__What you have to do__
Each record is to be printed again precisely as it reads.

__Data excerpts__
____________

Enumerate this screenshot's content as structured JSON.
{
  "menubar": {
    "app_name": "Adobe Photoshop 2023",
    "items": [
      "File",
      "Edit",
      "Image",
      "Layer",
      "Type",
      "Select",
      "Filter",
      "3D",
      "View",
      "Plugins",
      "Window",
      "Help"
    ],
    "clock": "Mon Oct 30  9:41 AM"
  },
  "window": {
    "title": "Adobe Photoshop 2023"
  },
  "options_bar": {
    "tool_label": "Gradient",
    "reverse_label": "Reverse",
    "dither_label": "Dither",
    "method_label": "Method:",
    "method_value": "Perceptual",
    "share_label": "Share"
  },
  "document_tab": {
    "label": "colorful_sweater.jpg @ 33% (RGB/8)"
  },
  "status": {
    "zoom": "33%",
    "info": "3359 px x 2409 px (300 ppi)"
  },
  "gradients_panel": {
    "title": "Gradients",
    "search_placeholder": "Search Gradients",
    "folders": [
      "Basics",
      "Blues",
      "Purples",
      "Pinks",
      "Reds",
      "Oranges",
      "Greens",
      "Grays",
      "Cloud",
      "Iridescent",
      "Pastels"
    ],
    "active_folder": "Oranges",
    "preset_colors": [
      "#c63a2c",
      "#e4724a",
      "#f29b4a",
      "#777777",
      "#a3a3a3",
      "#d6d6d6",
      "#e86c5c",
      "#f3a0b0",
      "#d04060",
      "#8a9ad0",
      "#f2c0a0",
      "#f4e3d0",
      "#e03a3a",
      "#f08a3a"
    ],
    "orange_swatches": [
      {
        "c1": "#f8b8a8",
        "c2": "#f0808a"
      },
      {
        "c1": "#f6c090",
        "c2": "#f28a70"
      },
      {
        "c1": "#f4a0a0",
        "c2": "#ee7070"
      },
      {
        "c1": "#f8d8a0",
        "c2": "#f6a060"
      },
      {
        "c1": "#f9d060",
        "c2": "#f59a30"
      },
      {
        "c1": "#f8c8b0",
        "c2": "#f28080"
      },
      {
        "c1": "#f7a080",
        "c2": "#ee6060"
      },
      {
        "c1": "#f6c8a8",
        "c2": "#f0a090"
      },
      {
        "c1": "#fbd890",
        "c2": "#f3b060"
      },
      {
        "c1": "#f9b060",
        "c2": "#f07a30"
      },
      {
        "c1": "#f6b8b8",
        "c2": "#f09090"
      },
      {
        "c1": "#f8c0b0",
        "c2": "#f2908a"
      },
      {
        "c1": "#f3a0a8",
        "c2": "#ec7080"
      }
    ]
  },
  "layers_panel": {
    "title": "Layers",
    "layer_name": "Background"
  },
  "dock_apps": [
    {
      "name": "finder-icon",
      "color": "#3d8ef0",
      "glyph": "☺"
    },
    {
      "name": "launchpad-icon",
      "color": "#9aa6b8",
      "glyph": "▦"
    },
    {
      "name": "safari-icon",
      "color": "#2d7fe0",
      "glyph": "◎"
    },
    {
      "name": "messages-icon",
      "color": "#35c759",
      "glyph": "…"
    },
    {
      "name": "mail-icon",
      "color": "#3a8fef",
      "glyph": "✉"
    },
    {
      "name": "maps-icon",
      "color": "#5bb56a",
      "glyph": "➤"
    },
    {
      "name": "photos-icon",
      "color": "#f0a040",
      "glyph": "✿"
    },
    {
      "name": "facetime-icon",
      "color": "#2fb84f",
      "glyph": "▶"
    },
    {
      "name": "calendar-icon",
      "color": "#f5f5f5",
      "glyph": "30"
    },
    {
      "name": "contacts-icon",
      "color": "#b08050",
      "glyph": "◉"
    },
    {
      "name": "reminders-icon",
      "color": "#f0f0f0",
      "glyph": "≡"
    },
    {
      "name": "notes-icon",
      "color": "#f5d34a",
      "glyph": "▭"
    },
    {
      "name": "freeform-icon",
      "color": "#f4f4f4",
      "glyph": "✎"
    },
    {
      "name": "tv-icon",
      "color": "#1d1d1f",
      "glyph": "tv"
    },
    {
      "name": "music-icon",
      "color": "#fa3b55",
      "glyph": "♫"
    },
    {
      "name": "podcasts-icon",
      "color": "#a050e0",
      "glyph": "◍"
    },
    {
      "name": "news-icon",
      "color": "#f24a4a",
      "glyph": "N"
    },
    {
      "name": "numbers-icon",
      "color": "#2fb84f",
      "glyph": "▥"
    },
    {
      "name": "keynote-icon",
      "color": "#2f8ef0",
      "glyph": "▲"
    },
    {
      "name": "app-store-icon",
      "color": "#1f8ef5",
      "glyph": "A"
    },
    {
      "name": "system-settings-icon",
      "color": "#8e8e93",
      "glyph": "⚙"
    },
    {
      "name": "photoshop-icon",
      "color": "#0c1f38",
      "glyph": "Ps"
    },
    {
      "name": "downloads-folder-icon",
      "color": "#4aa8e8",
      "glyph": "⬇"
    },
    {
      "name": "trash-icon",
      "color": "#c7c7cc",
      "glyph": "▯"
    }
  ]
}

____________

__Task response__
Enumerate this screenshot's content as structured JSON.
{
  "menubar": {
    "app_name": "Adobe Photoshop 2023",
    "items": [
      "File",
      "Edit",
      "Image",
      "Layer",
      "Type",
      "Select",
      "Filter",
      "3D",
      "View",
      "Plugins",
      "Window",
      "Help"
    ],
    "clock": "Mon Oct 30  9:41 AM"
  },
  "window": {
    "title": "Adobe Photoshop 2023"
  },
  "options_bar": {
    "tool_label": "Gradient",
    "reverse_label": "Reverse",
    "dither_label": "Dither",
    "method_label": "Method:",
    "method_value": "Perceptual",
    "share_label": "Share"
  },
  "document_tab": {
    "label": "colorful_sweater.jpg @ 33% (RGB/8)"
  },
  "status": {
    "zoom": "33%",
    "info": "3359 px x 2409 px (300 ppi)"
  },
  "gradients_panel": {
    "title": "Gradients",
    "search_placeholder": "Search Gradients",
    "folders": [
      "Basics",
      "Blues",
      "Purples",
      "Pinks",
      "Reds",
      "Oranges",
      "Greens",
      "Grays",
      "Cloud",
      "Iridescent",
      "Pastels"
    ],
    "active_folder": "Oranges",
    "preset_colors": [
      "#c63a2c",
      "#e4724a",
      "#f29b4a",
      "#777777",
      "#a3a3a3",
      "#d6d6d6",
      "#e86c5c",
      "#f3a0b0",
      "#d04060",
      "#8a9ad0",
      "#f2c0a0",
      "#f4e3d0",
      "#e03a3a",
      "#f08a3a"
    ],
    "orange_swatches": [
      {
        "c1": "#f8b8a8",
        "c2": "#f0808a"
      },
      {
        "c1": "#f6c090",
        "c2": "#f28a70"
      },
      {
        "c1": "#f4a0a0",
        "c2": "#ee7070"
      },
      {
        "c1": "#f8d8a0",
        "c2": "#f6a060"
      },
      {
        "c1": "#f9d060",
        "c2": "#f59a30"
      },
      {
        "c1": "#f8c8b0",
        "c2": "#f28080"
      },
      {
        "c1": "#f7a080",
        "c2": "#ee6060"
      },
      {
        "c1": "#f6c8a8",
        "c2": "#f0a090"
      },
      {
        "c1": "#fbd890",
        "c2": "#f3b060"
      },
      {
        "c1": "#f9b060",
        "c2": "#f07a30"
      },
      {
        "c1": "#f6b8b8",
        "c2": "#f09090"
      },
      {
        "c1": "#f8c0b0",
        "c2": "#f2908a"
      },
      {
        "c1": "#f3a0a8",
        "c2": "#ec7080"
      }
    ]
  },
  "layers_panel": {
    "title": "Layers",
    "layer_name": "Background"
  },
  "dock_apps": [
    {
      "name": "finder-icon",
      "color": "#3d8ef0",
      "glyph": "☺"
    },
    {
      "name": "launchpad-icon",
      "color": "#9aa6b8",
      "glyph": "▦"
    },
    {
      "name": "safari-icon",
      "color": "#2d7fe0",
      "glyph": "◎"
    },
    {
      "name": "messages-icon",
      "color": "#35c759",
      "glyph": "…"
    },
    {
      "name": "mail-icon",
      "color": "#3a8fef",
      "glyph": "✉"
    },
    {
      "name": "maps-icon",
      "color": "#5bb56a",
      "glyph": "➤"
    },
    {
      "name": "photos-icon",
      "color": "#f0a040",
      "glyph": "✿"
    },
    {
      "name": "facetime-icon",
      "color": "#2fb84f",
      "glyph": "▶"
    },
    {
      "name": "calendar-icon",
      "color": "#f5f5f5",
      "glyph": "30"
    },
    {
      "name": "contacts-icon",
      "color": "#b08050",
      "glyph": "◉"
    },
    {
      "name": "reminders-icon",
      "color": "#f0f0f0",
      "glyph": "≡"
    },
    {
      "name": "notes-icon",
      "color": "#f5d34a",
      "glyph": "▭"
    },
    {
      "name": "freeform-icon",
      "color": "#f4f4f4",
      "glyph": "✎"
    },
    {
      "name": "tv-icon",
      "color": "#1d1d1f",
      "glyph": "tv"
    },
    {
      "name": "music-icon",
      "color": "#fa3b55",
      "glyph": "♫"
    },
    {
      "name": "podcasts-icon",
      "color": "#a050e0",
      "glyph": "◍"
    },
    {
      "name": "news-icon",
      "color": "#f24a4a",
      "glyph": "N"
    },
    {
      "name": "numbers-icon",
      "color": "#2fb84f",
      "glyph": "▥"
    },
    {
      "name": "keynote-icon",
      "color": "#2f8ef0",
      "glyph": "▲"
    },
    {
      "name": "app-store-icon",
      "color": "#1f8ef5",
      "glyph": "A"
    },
    {
      "name": "system-settings-icon",
      "color": "#8e8e93",
      "glyph": "⚙"
    },
    {
      "name": "photoshop-icon",
      "color": "#0c1f38",
      "glyph": "Ps"
    },
    {
      "name": "downloads-folder-icon",
      "color": "#4aa8e8",
      "glyph": "⬇"
    },
    {
      "name": "trash-icon",
      "color": "#c7c7cc",
      "glyph": "▯"
    }
  ]
}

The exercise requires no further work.